Beginning with the line that holds "Extract the structured" and ending with the last line below, repeat each line exactly, leaving any pictures out.

--- Begin Supplied records ---

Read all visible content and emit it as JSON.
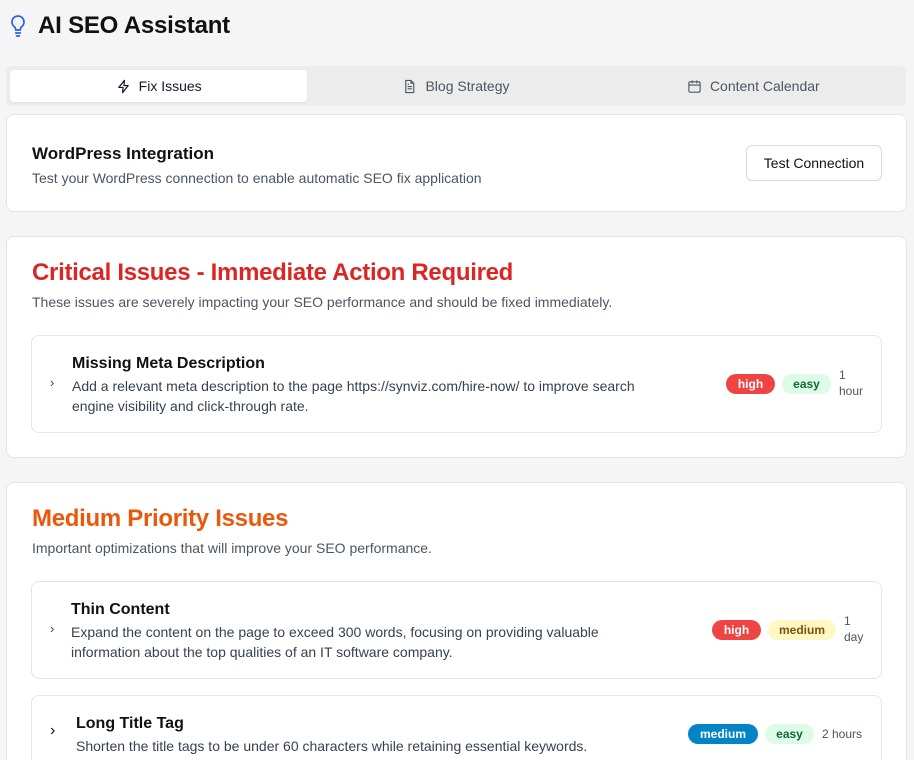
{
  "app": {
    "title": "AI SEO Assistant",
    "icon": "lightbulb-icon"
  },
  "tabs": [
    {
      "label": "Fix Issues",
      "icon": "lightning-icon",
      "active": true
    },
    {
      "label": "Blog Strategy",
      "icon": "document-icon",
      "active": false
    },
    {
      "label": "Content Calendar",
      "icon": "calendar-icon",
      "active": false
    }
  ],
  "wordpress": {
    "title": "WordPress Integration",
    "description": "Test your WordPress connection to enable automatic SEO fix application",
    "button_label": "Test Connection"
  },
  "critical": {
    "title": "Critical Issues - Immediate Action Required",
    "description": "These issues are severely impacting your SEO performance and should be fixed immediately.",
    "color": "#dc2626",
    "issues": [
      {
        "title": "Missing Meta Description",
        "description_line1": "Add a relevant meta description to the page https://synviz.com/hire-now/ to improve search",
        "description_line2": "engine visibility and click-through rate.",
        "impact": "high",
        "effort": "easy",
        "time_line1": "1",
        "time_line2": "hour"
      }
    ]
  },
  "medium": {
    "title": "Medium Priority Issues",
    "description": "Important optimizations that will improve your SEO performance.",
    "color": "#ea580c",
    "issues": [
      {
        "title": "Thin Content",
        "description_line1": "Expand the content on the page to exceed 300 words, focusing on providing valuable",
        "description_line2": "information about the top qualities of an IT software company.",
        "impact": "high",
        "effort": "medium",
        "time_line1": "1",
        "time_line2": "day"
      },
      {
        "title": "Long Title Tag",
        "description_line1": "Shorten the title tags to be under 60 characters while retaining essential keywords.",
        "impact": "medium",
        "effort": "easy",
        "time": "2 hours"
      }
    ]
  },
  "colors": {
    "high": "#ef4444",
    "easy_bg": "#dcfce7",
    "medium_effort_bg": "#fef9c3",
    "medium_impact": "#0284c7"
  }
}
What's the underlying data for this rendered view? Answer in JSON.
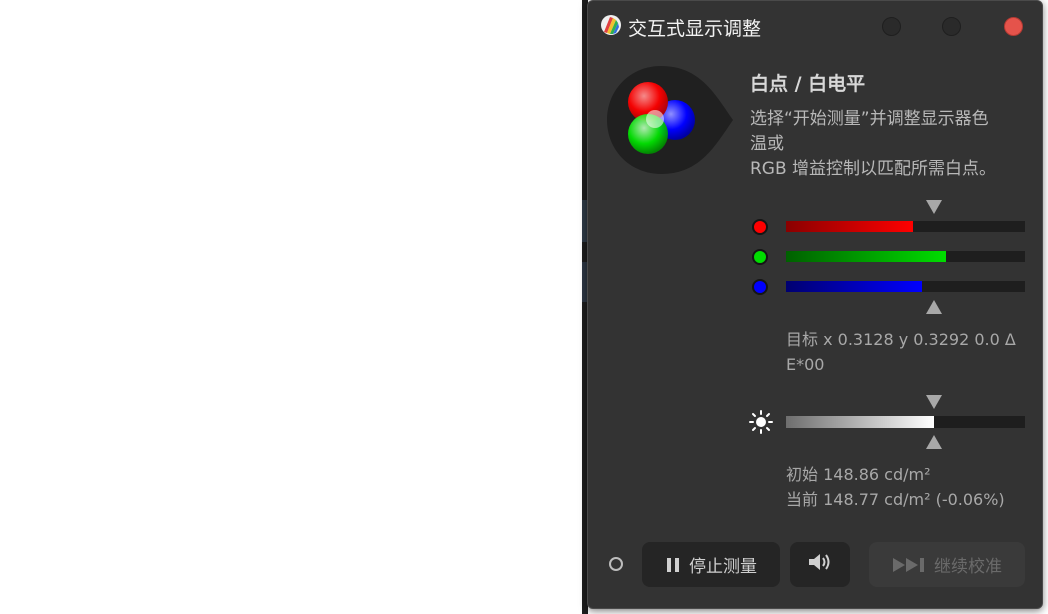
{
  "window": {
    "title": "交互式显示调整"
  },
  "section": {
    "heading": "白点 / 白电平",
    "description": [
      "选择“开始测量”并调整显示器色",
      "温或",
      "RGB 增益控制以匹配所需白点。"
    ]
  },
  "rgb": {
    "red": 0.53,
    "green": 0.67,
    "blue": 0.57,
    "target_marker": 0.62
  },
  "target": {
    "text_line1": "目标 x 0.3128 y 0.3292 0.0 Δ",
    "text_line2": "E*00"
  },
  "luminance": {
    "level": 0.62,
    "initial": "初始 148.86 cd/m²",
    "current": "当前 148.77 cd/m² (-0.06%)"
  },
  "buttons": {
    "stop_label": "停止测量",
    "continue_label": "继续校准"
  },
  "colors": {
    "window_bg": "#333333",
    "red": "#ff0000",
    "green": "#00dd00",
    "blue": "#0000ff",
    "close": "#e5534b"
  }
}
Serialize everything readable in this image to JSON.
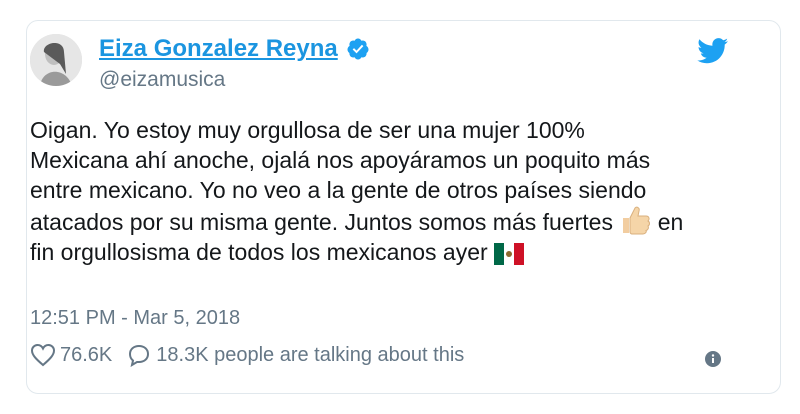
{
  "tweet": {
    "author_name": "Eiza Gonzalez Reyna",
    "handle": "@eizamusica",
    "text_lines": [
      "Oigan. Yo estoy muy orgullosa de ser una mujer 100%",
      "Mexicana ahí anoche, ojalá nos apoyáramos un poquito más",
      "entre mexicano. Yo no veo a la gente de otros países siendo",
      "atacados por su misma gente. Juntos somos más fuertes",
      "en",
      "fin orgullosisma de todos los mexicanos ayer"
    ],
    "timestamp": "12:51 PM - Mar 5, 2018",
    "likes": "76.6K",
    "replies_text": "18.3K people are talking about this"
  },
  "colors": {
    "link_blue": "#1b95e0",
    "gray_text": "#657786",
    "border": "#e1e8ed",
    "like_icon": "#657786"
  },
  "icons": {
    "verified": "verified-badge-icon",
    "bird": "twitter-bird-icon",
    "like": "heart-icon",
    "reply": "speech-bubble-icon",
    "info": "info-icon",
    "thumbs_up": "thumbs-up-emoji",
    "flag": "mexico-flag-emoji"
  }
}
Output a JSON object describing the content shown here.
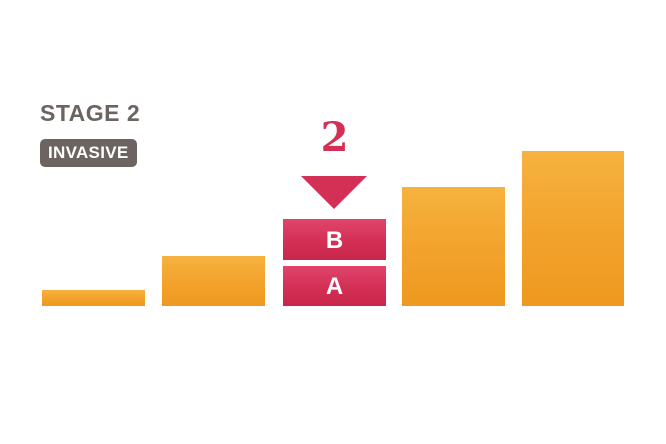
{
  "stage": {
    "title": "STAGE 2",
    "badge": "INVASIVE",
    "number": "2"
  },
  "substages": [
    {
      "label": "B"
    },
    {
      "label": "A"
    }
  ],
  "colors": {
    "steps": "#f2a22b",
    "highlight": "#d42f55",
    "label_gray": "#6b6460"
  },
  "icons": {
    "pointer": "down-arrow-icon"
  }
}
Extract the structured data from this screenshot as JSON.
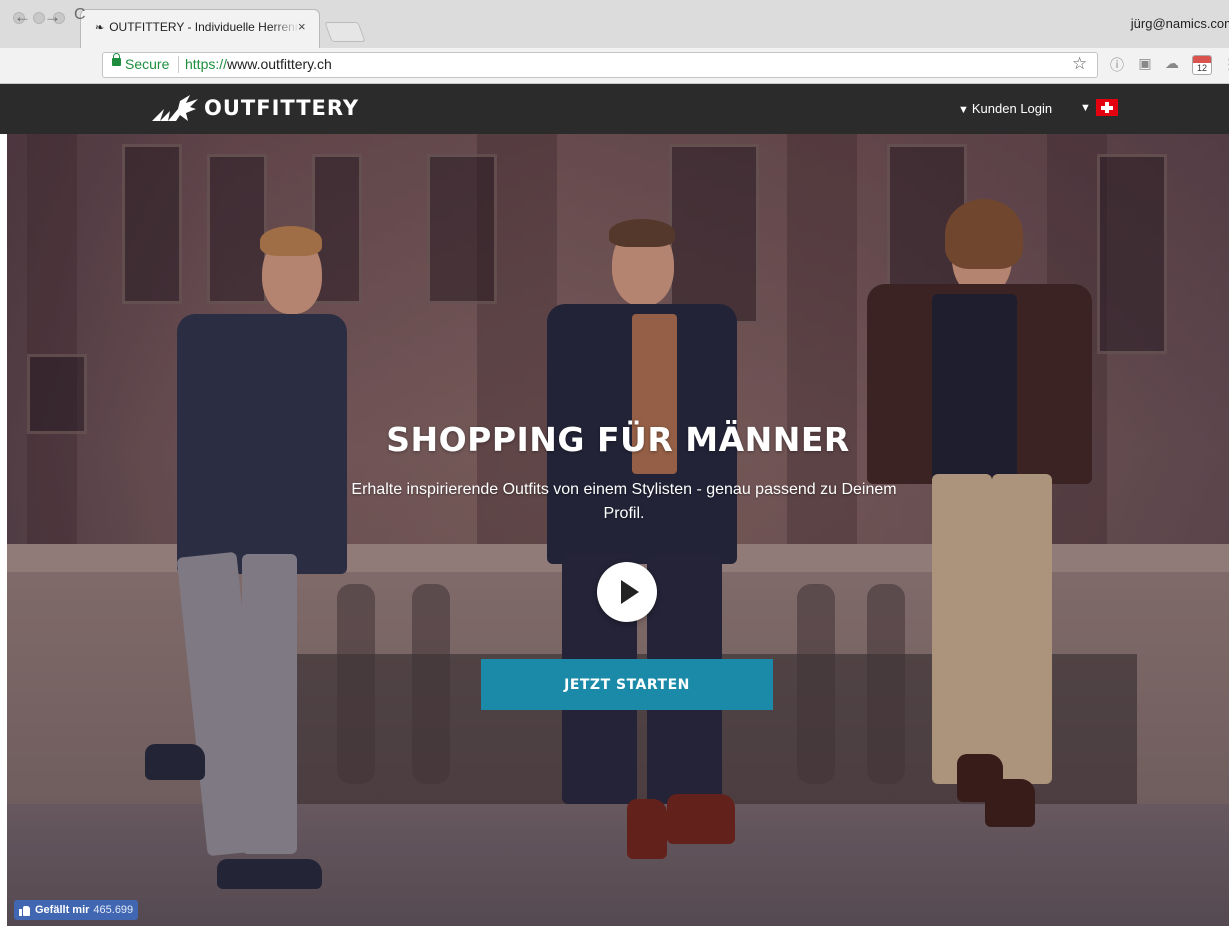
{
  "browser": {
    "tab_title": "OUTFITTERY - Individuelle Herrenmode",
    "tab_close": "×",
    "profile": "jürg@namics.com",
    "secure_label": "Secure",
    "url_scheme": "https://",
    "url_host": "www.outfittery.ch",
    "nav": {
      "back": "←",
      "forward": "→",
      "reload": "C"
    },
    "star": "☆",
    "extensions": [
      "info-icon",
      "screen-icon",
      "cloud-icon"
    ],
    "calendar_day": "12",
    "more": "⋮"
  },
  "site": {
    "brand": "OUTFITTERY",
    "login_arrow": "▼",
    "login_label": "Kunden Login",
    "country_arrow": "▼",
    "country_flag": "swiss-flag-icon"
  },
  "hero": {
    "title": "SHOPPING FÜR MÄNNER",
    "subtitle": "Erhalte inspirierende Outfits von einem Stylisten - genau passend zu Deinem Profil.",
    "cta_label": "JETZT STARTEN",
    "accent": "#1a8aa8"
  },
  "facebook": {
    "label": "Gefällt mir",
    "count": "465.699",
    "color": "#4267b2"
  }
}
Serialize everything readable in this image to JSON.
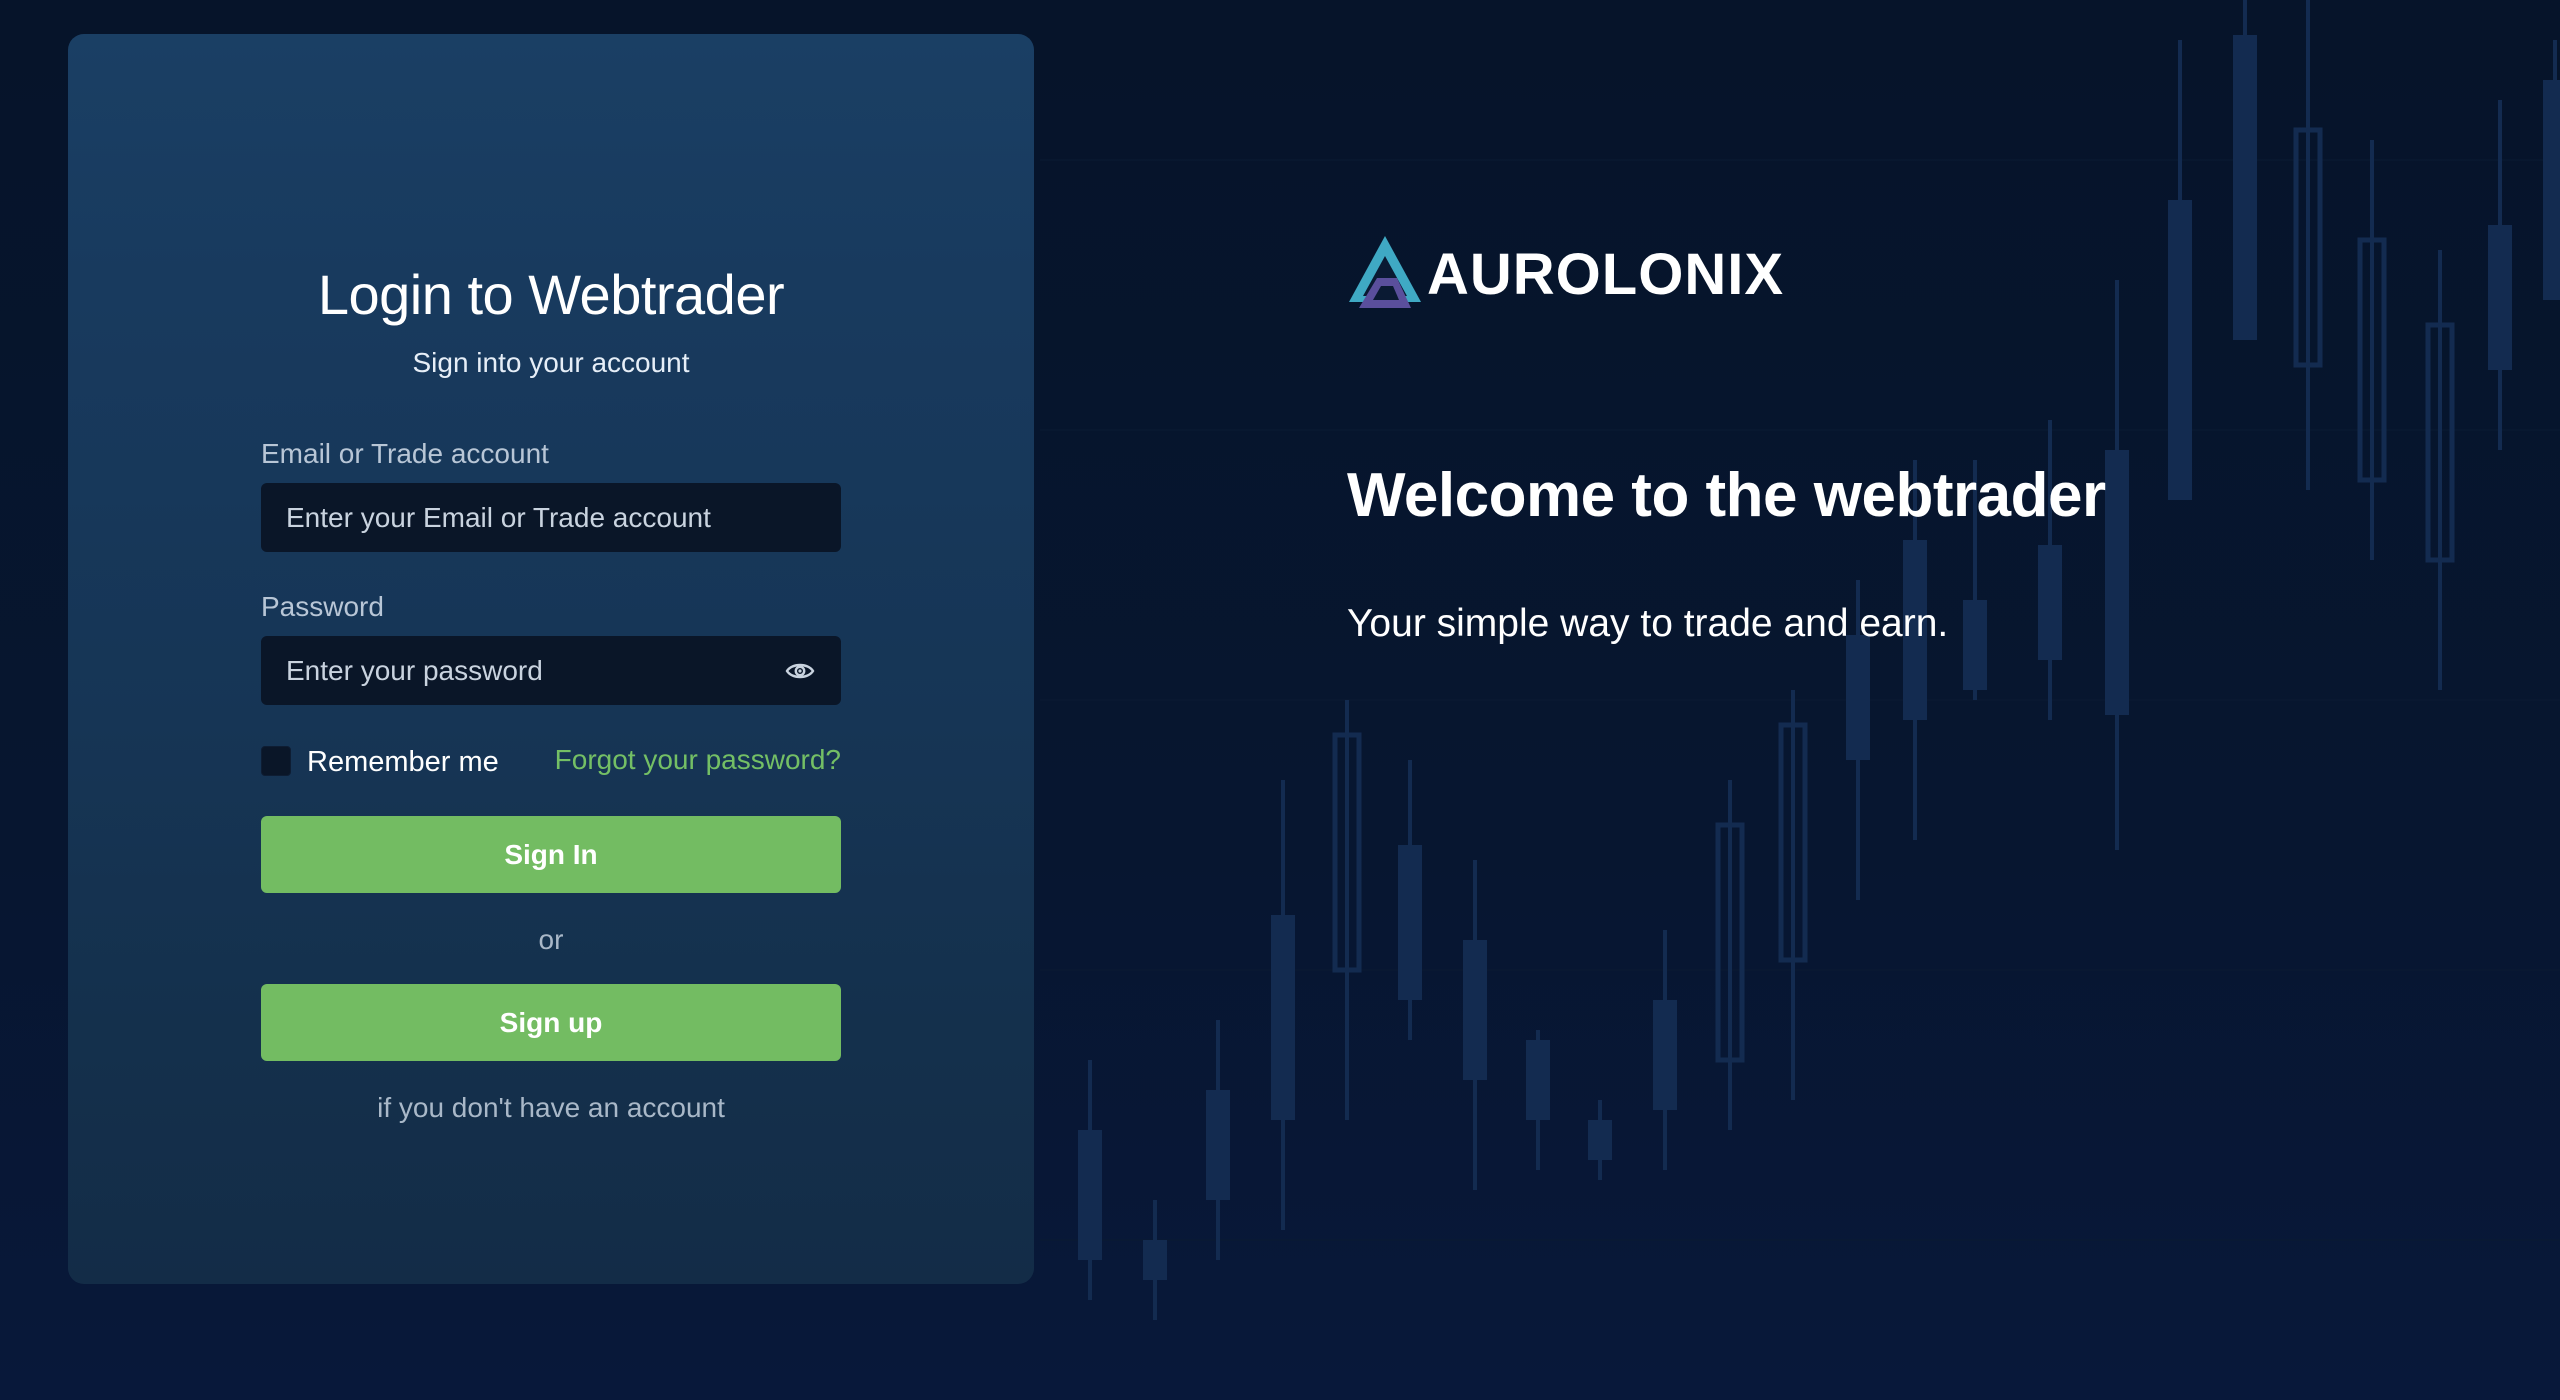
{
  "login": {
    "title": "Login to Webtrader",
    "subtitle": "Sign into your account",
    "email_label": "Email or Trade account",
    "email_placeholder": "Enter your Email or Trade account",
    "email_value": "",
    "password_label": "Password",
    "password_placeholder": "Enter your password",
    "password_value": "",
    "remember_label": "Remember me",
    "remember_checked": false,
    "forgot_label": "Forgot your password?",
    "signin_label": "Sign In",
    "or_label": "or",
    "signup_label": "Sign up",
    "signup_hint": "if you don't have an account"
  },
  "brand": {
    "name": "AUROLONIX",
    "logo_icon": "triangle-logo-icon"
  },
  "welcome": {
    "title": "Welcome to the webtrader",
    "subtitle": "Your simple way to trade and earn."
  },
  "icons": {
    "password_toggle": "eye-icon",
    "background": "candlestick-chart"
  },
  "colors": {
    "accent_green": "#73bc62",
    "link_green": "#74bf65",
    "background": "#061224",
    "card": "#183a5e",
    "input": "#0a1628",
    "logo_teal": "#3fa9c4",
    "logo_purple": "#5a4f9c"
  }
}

--- End Supplied records ---

[Task output]:
Extract the structured data from this screenshot as JSON.
{
  "browser": {
    "tab_title": "OUTFITTERY - Individuelle Herrenmode",
    "tab_close": "×",
    "profile": "jürg@namics.com",
    "secure_label": "Secure",
    "url_scheme": "https://",
    "url_host": "www.outfittery.ch",
    "nav": {
      "back": "←",
      "forward": "→",
      "reload": "C"
    },
    "star": "☆",
    "extensions": [
      "info-icon",
      "screen-icon",
      "cloud-icon"
    ],
    "calendar_day": "12",
    "more": "⋮"
  },
  "site": {
    "brand": "OUTFITTERY",
    "login_arrow": "▼",
    "login_label": "Kunden Login",
    "country_arrow": "▼",
    "country_flag": "swiss-flag-icon"
  },
  "hero": {
    "title": "SHOPPING FÜR MÄNNER",
    "subtitle": "Erhalte inspirierende Outfits von einem Stylisten - genau passend zu Deinem Profil.",
    "cta_label": "JETZT STARTEN",
    "accent": "#1a8aa8"
  },
  "facebook": {
    "label": "Gefällt mir",
    "count": "465.699",
    "color": "#4267b2"
  }
}
Serialize everything readable in this image to JSON.
{
  "login": {
    "title": "Login to Webtrader",
    "subtitle": "Sign into your account",
    "email_label": "Email or Trade account",
    "email_placeholder": "Enter your Email or Trade account",
    "email_value": "",
    "password_label": "Password",
    "password_placeholder": "Enter your password",
    "password_value": "",
    "remember_label": "Remember me",
    "remember_checked": false,
    "forgot_label": "Forgot your password?",
    "signin_label": "Sign In",
    "or_label": "or",
    "signup_label": "Sign up",
    "signup_hint": "if you don't have an account"
  },
  "brand": {
    "name": "AUROLONIX",
    "logo_icon": "triangle-logo-icon"
  },
  "welcome": {
    "title": "Welcome to the webtrader",
    "subtitle": "Your simple way to trade and earn."
  },
  "icons": {
    "password_toggle": "eye-icon",
    "background": "candlestick-chart"
  },
  "colors": {
    "accent_green": "#73bc62",
    "link_green": "#74bf65",
    "background": "#061224",
    "card": "#183a5e",
    "input": "#0a1628",
    "logo_teal": "#3fa9c4",
    "logo_purple": "#5a4f9c"
  }
}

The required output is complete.